Exercise objective:
Where a line of the listing below includes the word "diameter", reproduce that line.
____
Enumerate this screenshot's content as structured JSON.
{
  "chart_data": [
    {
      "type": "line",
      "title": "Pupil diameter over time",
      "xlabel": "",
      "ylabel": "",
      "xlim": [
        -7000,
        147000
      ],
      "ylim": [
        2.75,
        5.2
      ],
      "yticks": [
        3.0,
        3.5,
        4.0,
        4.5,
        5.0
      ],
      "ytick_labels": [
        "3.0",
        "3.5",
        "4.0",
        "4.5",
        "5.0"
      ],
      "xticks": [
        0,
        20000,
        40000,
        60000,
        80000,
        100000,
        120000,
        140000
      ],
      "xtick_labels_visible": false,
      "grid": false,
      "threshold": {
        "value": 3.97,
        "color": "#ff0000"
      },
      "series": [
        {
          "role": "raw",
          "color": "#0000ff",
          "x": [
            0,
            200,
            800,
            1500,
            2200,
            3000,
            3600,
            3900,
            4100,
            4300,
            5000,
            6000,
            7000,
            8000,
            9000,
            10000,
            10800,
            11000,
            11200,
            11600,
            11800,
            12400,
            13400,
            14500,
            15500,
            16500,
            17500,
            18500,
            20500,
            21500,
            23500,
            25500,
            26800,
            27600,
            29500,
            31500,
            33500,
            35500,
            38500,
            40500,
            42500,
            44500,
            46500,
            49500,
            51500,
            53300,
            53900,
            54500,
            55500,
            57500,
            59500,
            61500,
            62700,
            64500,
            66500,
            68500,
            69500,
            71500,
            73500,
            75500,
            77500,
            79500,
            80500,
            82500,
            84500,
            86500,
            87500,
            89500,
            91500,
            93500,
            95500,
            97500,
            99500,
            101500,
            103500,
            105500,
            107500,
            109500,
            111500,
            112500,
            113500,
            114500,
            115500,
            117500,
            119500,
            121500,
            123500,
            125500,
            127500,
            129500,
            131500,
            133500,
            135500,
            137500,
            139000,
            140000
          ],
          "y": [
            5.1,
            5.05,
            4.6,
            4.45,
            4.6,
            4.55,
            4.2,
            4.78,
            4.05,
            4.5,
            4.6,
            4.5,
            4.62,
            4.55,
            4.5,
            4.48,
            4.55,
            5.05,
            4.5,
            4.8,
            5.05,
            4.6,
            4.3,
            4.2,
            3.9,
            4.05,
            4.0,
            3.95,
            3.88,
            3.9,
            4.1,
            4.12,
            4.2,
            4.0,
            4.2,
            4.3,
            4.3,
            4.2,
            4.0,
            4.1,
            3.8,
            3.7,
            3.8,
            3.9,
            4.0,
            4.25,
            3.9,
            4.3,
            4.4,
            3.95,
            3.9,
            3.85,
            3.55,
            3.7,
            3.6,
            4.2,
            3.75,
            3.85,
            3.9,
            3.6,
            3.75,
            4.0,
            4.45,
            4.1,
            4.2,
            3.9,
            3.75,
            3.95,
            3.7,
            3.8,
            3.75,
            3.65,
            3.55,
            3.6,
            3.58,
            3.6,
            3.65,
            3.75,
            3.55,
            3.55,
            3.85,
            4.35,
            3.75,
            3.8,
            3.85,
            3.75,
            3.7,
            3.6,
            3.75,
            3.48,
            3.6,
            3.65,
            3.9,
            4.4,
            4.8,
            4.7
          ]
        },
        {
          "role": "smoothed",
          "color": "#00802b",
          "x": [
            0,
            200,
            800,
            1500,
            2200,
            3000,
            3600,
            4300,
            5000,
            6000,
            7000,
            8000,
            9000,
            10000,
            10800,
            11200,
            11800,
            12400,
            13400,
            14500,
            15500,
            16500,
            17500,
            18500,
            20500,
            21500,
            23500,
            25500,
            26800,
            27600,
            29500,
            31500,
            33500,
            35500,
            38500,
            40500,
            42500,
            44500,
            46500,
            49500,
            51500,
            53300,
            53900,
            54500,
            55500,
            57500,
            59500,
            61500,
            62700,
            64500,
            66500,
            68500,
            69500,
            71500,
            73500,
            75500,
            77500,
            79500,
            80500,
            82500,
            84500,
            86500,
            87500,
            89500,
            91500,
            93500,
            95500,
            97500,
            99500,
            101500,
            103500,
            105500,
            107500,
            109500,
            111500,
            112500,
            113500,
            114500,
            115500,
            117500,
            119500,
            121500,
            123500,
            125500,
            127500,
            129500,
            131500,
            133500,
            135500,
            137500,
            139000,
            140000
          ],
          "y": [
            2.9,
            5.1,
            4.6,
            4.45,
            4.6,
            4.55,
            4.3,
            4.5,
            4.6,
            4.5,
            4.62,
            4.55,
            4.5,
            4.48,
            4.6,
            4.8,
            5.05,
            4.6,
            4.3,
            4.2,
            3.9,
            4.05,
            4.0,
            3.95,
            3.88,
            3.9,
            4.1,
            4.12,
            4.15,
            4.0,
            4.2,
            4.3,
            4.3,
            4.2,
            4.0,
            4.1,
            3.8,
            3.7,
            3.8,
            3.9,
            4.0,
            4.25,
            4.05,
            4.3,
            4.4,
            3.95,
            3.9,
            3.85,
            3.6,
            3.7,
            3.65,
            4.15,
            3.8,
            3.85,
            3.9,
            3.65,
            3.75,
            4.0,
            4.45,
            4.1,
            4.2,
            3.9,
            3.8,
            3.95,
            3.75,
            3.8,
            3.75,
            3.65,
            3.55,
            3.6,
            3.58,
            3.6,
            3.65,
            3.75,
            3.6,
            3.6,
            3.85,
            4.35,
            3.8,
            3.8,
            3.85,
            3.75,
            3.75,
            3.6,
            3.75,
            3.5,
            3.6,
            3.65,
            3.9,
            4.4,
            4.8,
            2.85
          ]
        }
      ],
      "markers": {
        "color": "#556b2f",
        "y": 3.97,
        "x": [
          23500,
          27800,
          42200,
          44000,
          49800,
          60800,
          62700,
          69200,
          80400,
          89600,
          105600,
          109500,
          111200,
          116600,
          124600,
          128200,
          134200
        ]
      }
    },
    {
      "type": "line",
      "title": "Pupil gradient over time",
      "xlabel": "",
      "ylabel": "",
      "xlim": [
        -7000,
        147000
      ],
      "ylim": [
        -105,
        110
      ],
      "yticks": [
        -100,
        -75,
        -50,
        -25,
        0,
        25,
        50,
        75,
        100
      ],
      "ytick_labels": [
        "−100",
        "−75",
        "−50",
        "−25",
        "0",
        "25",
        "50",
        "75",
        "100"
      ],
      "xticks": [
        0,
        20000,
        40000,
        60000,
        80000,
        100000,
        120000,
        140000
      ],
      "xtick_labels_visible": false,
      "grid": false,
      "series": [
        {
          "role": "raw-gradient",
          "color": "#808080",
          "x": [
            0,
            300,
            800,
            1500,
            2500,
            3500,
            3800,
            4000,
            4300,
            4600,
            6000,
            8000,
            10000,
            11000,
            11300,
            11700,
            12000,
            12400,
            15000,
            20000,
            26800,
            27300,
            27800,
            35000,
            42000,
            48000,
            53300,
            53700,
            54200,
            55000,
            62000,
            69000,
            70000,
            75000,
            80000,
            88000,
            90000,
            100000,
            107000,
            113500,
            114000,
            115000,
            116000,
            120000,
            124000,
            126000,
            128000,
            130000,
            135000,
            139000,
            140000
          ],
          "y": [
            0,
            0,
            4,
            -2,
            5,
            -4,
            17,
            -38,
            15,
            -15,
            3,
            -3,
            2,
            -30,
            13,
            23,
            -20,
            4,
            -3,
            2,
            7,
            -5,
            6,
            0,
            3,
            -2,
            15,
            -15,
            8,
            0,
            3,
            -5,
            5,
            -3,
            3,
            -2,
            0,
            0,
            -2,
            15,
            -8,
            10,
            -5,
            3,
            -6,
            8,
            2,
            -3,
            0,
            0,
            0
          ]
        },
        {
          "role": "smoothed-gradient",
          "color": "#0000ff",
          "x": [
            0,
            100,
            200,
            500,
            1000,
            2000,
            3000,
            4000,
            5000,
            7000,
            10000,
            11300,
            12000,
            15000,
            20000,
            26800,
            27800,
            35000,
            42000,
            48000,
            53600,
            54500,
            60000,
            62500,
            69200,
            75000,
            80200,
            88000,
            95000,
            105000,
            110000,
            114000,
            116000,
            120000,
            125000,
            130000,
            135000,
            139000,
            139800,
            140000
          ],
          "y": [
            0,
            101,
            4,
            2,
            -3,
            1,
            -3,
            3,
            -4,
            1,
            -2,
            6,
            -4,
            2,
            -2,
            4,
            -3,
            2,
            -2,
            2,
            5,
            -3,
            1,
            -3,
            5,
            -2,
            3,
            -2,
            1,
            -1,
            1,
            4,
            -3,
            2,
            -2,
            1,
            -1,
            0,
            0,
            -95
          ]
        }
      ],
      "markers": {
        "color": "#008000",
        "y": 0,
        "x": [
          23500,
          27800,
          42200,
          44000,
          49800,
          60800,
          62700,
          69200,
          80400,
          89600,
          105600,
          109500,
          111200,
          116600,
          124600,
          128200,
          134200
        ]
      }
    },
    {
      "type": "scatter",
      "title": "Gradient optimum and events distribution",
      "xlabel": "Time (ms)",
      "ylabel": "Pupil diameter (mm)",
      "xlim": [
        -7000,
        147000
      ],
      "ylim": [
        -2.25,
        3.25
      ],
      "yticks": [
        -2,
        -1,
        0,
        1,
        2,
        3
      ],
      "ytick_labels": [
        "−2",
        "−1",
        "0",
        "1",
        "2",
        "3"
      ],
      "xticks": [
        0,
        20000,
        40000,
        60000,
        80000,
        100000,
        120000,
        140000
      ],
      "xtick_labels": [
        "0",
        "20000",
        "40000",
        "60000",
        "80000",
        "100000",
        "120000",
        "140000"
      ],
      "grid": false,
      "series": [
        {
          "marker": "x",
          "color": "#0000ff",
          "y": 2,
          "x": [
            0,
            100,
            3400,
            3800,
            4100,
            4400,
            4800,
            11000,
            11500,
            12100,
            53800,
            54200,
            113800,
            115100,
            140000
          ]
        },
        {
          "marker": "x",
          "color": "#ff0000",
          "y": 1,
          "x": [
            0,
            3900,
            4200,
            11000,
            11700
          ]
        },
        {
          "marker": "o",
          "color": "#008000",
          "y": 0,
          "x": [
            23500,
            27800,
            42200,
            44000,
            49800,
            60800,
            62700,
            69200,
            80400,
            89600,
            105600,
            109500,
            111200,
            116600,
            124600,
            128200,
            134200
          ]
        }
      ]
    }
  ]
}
____
The result:
      "title": "Pupil diameter over time",
      "ylabel": "Pupil diameter (mm)",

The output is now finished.